#### [Set exercise]
Each line of the material below should be reproduced exactly.

#### [Entries shown]
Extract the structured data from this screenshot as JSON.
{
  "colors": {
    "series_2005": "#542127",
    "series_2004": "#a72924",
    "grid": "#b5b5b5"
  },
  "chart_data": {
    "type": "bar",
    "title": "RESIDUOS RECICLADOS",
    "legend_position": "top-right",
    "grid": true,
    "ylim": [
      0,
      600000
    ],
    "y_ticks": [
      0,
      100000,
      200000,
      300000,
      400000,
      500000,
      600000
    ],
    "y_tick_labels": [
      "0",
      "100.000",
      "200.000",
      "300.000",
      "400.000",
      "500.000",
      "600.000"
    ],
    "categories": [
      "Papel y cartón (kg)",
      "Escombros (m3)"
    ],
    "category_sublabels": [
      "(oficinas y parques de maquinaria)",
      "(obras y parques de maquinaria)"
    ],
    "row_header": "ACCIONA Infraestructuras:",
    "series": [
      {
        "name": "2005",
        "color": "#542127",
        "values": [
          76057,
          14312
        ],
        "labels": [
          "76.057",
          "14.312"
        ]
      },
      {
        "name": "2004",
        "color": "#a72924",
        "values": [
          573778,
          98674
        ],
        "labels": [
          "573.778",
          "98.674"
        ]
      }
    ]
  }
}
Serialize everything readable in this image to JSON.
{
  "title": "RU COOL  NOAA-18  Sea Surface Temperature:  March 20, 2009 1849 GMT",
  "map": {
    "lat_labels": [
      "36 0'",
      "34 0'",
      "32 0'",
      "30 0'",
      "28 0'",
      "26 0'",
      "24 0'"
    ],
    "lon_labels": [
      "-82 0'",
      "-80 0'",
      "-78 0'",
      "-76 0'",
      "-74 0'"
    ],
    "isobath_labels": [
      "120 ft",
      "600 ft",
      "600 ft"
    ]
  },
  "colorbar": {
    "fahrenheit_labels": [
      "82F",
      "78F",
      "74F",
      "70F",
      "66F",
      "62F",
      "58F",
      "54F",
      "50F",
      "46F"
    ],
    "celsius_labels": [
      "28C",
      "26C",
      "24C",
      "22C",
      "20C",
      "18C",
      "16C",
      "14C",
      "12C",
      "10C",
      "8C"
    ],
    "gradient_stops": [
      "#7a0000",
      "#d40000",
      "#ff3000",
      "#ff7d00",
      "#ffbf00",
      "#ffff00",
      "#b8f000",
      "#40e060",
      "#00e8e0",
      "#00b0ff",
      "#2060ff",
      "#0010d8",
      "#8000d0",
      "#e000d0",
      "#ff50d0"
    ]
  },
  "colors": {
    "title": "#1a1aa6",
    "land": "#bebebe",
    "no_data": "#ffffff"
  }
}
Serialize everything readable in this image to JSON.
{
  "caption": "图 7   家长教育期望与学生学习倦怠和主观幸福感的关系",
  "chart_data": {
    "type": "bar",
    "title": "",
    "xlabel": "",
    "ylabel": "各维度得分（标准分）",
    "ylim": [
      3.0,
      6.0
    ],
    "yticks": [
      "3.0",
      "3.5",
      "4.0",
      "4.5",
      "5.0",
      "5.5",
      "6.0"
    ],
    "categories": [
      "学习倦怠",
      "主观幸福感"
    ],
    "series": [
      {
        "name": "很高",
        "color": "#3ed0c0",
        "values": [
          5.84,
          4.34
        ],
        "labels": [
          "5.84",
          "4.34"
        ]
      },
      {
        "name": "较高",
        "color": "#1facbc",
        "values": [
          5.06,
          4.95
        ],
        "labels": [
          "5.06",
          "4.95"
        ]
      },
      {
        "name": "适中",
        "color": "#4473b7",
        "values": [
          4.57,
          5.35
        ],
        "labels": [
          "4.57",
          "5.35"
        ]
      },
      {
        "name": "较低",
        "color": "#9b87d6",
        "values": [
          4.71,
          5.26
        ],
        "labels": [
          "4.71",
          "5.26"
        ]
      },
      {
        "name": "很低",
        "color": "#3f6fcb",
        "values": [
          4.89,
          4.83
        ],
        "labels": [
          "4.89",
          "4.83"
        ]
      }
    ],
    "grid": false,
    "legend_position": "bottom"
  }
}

#### [Problem solution]
Extract the structured data from this screenshot as JSON.
{
  "colors": {
    "series_2005": "#542127",
    "series_2004": "#a72924",
    "grid": "#b5b5b5"
  },
  "chart_data": {
    "type": "bar",
    "title": "RESIDUOS RECICLADOS",
    "legend_position": "top-right",
    "grid": true,
    "ylim": [
      0,
      600000
    ],
    "y_ticks": [
      0,
      100000,
      200000,
      300000,
      400000,
      500000,
      600000
    ],
    "y_tick_labels": [
      "0",
      "100.000",
      "200.000",
      "300.000",
      "400.000",
      "500.000",
      "600.000"
    ],
    "categories": [
      "Papel y cartón (kg)",
      "Escombros (m3)"
    ],
    "category_sublabels": [
      "(oficinas y parques de maquinaria)",
      "(obras y parques de maquinaria)"
    ],
    "row_header": "ACCIONA Infraestructuras:",
    "series": [
      {
        "name": "2005",
        "color": "#542127",
        "values": [
          76057,
          14312
        ],
        "labels": [
          "76.057",
          "14.312"
        ]
      },
      {
        "name": "2004",
        "color": "#a72924",
        "values": [
          573778,
          98674
        ],
        "labels": [
          "573.778",
          "98.674"
        ]
      }
    ]
  }
}
Serialize everything readable in this image to JSON.
{
  "title": "RU COOL  NOAA-18  Sea Surface Temperature:  March 20, 2009 1849 GMT",
  "map": {
    "lat_labels": [
      "36 0'",
      "34 0'",
      "32 0'",
      "30 0'",
      "28 0'",
      "26 0'",
      "24 0'"
    ],
    "lon_labels": [
      "-82 0'",
      "-80 0'",
      "-78 0'",
      "-76 0'",
      "-74 0'"
    ],
    "isobath_labels": [
      "120 ft",
      "600 ft",
      "600 ft"
    ]
  },
  "colorbar": {
    "fahrenheit_labels": [
      "82F",
      "78F",
      "74F",
      "70F",
      "66F",
      "62F",
      "58F",
      "54F",
      "50F",
      "46F"
    ],
    "celsius_labels": [
      "28C",
      "26C",
      "24C",
      "22C",
      "20C",
      "18C",
      "16C",
      "14C",
      "12C",
      "10C",
      "8C"
    ],
    "gradient_stops": [
      "#7a0000",
      "#d40000",
      "#ff3000",
      "#ff7d00",
      "#ffbf00",
      "#ffff00",
      "#b8f000",
      "#40e060",
      "#00e8e0",
      "#00b0ff",
      "#2060ff",
      "#0010d8",
      "#8000d0",
      "#e000d0",
      "#ff50d0"
    ]
  },
  "colors": {
    "title": "#1a1aa6",
    "land": "#bebebe",
    "no_data": "#ffffff"
  }
}
Serialize everything readable in this image to JSON.
{
  "caption": "图 7   家长教育期望与学生学习倦怠和主观幸福感的关系",
  "chart_data": {
    "type": "bar",
    "title": "",
    "xlabel": "",
    "ylabel": "各维度得分（标准分）",
    "ylim": [
      3.0,
      6.0
    ],
    "yticks": [
      "3.0",
      "3.5",
      "4.0",
      "4.5",
      "5.0",
      "5.5",
      "6.0"
    ],
    "categories": [
      "学习倦怠",
      "主观幸福感"
    ],
    "series": [
      {
        "name": "很高",
        "color": "#3ed0c0",
        "values": [
          5.84,
          4.34
        ],
        "labels": [
          "5.84",
          "4.34"
        ]
      },
      {
        "name": "较高",
        "color": "#1facbc",
        "values": [
          5.06,
          4.95
        ],
        "labels": [
          "5.06",
          "4.95"
        ]
      },
      {
        "name": "适中",
        "color": "#4473b7",
        "values": [
          4.57,
          5.35
        ],
        "labels": [
          "4.57",
          "5.35"
        ]
      },
      {
        "name": "较低",
        "color": "#9b87d6",
        "values": [
          4.71,
          5.26
        ],
        "labels": [
          "4.71",
          "5.26"
        ]
      },
      {
        "name": "很低",
        "color": "#3f6fcb",
        "values": [
          4.89,
          4.83
        ],
        "labels": [
          "4.89",
          "4.83"
        ]
      }
    ],
    "grid": false,
    "legend_position": "bottom"
  }
}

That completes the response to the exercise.